Kerap banjir, proyek `jacking` DI Panjaitan ditargetkan rampung 2026
Banjir setinggi 50 sentimeter (cm) merendam Jalan DI Panjaitan, Jatinegara, Jakarta Timur, Rabu (4/2/2026). (ANTARA/Siti Nurhaliza).
Pemerintah Kota Jakarta Timur memastikan proyek jacking saluran air di Jalan DI Panjaitan masih terus berlangsung dan ditargetkan selesai pada 2026.
"Jalan DI Panjaitan sekarang lagi dalam tahap pengerjaan jacking. Semoga secepatnya selesai. Kami targetkan tahun ini, tahun 2026, selesai pengerjaan," kata Wali Kota Jakarta Timur Munjirin di Pusat Pelatihan Kerja Daerah (PPKD) Jakarta Timur, Senin.

> _Perintah_: Tuliskan persis bagian dari teks tentang proyek jacking di Jalan DI Panjaitan yang diawali kata-kata yang memuat "Kerap banjir, proyek" dan diakhiri "selesai pada 2026.".

> _Bahan yang Disediakan_:
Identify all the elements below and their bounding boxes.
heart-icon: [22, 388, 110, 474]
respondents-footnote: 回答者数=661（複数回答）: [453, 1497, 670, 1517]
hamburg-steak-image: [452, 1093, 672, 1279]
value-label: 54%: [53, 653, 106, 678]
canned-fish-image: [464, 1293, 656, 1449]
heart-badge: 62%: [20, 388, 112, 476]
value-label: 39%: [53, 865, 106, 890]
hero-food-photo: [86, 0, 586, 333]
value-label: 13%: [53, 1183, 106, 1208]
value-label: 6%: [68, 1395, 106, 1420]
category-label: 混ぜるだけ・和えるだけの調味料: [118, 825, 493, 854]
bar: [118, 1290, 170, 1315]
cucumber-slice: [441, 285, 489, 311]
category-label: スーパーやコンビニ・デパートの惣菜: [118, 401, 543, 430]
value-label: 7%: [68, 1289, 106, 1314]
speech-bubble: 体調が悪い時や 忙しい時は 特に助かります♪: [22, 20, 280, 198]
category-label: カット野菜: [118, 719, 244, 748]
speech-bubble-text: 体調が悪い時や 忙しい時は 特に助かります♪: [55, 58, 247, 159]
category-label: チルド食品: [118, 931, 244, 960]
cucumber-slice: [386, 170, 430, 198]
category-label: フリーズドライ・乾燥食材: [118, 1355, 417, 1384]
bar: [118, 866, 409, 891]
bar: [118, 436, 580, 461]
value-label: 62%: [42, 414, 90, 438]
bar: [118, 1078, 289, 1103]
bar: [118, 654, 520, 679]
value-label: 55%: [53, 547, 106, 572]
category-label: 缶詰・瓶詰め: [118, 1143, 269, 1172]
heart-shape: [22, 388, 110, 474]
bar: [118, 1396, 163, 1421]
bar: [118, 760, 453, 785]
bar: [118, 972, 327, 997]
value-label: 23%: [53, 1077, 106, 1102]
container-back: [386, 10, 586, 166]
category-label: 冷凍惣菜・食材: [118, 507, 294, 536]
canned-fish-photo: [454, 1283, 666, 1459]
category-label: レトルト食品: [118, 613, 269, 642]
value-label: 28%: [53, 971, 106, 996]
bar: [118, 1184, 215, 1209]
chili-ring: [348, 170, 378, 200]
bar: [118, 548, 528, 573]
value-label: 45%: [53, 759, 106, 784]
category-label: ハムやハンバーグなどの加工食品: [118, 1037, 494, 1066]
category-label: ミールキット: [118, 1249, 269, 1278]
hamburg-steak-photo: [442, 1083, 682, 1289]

> _Ruang Jawaban_:
Kerap banjir, proyek `jacking` DI Panjaitan ditargetkan rampung 2026
Banjir setinggi 50 sentimeter (cm) merendam Jalan DI Panjaitan, Jatinegara, Jakarta Timur, Rabu (4/2/2026). (ANTARA/Siti Nurhaliza).
Pemerintah Kota Jakarta Timur memastikan proyek jacking saluran air di Jalan DI Panjaitan masih terus berlangsung dan ditargetkan selesai pada 2026.